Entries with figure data
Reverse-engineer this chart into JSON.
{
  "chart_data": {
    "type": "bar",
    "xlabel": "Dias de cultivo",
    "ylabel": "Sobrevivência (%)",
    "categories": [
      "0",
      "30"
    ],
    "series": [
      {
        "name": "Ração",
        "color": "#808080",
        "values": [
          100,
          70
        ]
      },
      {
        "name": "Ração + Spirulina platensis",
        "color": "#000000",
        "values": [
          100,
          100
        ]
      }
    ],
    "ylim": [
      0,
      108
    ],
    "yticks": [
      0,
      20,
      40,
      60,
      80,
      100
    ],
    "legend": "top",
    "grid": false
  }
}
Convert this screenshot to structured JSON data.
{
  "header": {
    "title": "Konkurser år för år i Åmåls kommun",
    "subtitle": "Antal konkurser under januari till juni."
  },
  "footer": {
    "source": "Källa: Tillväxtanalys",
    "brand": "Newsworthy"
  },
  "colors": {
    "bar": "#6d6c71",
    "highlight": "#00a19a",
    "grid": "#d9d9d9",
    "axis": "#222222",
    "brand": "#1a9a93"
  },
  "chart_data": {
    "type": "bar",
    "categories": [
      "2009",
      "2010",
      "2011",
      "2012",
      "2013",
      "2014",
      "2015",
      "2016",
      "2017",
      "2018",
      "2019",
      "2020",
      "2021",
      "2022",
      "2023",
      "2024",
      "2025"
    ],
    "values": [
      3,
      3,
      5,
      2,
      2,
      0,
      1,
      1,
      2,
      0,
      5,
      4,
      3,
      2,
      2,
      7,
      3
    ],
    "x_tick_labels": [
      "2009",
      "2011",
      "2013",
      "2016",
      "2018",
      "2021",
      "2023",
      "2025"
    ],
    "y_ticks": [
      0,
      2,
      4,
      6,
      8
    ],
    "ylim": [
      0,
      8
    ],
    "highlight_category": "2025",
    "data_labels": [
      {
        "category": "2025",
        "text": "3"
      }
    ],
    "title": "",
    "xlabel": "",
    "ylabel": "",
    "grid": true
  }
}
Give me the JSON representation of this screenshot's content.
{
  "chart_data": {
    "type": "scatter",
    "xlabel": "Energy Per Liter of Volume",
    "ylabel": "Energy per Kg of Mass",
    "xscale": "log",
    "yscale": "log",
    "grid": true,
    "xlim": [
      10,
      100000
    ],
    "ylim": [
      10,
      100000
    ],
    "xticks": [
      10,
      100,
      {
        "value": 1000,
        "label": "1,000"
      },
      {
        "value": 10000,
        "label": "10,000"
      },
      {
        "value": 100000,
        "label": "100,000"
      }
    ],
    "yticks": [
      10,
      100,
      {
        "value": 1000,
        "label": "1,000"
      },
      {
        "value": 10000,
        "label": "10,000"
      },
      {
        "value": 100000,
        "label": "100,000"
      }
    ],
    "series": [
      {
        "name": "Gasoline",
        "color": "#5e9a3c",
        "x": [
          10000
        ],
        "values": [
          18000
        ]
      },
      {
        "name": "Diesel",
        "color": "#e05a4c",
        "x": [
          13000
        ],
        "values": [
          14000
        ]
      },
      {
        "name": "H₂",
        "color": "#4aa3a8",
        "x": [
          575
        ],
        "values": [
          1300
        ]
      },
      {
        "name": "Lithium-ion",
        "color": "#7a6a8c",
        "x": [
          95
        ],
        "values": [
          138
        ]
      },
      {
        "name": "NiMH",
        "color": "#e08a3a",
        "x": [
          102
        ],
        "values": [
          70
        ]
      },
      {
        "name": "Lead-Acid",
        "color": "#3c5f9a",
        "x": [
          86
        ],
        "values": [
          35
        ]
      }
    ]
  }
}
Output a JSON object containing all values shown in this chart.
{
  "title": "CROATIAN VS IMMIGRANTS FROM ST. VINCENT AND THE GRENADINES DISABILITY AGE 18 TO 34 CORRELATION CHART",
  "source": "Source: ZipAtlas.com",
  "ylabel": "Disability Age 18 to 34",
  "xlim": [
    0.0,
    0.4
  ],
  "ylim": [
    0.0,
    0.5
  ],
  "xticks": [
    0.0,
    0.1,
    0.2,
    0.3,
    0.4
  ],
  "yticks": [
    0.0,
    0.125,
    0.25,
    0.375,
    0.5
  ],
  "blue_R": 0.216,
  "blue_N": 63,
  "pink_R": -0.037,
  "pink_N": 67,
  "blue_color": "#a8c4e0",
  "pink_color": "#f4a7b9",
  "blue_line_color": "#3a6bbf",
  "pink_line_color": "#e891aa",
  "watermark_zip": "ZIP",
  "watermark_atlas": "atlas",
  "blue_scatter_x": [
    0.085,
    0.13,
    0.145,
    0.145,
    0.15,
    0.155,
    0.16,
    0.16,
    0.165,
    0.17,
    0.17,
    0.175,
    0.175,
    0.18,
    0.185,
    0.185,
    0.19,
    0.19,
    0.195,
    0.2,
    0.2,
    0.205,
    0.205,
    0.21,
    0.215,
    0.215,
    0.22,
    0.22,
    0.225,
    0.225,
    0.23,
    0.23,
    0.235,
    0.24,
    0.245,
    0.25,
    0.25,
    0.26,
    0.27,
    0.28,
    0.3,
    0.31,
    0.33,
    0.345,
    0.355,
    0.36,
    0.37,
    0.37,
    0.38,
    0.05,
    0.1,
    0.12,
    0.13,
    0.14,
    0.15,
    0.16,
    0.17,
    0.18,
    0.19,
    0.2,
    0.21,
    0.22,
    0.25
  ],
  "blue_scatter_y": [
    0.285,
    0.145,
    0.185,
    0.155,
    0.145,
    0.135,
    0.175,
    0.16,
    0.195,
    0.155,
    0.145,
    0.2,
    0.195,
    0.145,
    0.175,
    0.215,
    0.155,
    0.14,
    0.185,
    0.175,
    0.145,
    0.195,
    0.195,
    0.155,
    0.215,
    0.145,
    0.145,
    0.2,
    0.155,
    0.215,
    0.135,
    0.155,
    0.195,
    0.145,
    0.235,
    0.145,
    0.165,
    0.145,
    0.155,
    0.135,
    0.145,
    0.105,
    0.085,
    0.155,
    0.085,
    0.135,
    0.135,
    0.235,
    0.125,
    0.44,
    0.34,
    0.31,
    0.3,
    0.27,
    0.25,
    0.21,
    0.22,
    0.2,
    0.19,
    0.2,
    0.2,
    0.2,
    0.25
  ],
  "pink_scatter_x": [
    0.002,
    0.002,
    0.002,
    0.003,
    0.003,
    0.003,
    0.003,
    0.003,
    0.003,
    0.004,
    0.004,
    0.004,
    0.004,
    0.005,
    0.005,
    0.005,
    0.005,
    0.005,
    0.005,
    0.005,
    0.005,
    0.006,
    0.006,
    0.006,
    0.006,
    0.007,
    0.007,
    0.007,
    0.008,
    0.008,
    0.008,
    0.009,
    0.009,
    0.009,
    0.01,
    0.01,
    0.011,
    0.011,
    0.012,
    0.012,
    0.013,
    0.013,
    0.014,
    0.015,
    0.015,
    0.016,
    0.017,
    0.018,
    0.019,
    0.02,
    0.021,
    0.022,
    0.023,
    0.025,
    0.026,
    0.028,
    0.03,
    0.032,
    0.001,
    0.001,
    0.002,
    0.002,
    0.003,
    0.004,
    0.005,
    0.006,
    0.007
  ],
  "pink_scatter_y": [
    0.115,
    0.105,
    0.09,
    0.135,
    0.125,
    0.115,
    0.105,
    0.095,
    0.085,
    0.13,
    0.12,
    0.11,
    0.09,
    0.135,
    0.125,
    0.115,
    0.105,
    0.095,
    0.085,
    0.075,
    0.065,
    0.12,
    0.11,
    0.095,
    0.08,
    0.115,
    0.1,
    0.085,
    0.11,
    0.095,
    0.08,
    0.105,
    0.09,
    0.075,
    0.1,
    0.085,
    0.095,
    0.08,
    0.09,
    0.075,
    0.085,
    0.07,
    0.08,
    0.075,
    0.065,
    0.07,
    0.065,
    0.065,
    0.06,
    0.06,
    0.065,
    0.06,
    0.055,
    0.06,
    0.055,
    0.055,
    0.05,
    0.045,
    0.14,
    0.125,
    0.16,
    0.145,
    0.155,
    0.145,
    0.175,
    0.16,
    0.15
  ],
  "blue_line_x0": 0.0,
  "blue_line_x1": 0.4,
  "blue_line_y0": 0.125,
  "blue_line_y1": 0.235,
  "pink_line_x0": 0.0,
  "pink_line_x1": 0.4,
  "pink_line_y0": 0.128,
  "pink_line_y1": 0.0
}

## WORK TO BE COMPLETED
Scan the material above. Copy each line that holds the word "this".

## WORKED SOLUTION
Reverse-engineer this chart into JSON.
Convert this screenshot to structured JSON data.
Give me the JSON representation of this screenshot's content.
Output a JSON object containing all values shown in this chart.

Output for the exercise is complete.